Items listed in a dataset
------------------------------------------------------------------------

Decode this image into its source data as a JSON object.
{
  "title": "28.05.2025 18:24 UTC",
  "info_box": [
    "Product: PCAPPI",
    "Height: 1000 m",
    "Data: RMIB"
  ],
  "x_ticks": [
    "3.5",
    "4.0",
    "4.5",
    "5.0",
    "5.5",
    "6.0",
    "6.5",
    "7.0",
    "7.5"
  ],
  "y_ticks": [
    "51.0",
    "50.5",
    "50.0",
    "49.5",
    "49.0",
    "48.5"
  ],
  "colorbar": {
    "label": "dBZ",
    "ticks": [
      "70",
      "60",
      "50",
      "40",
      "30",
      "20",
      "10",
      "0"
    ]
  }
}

------------------------------------------------------------------------

Here, the records must be output exactly and in full.

Output of the task —
Decode this image into its source data as a JSON object.
{
  "title": "28.05.2025 18:24 UTC",
  "info_box": [
    "Product: PCAPPI",
    "Height: 1000 m",
    "Data: RMIB"
  ],
  "x_ticks": [
    "3.5",
    "4.0",
    "4.5",
    "5.0",
    "5.5",
    "6.0",
    "6.5",
    "7.0",
    "7.5"
  ],
  "y_ticks": [
    "51.0",
    "50.5",
    "50.0",
    "49.5",
    "49.0",
    "48.5"
  ],
  "colorbar": {
    "label": "dBZ",
    "ticks": [
      "70",
      "60",
      "50",
      "40",
      "30",
      "20",
      "10",
      "0"
    ]
  }
}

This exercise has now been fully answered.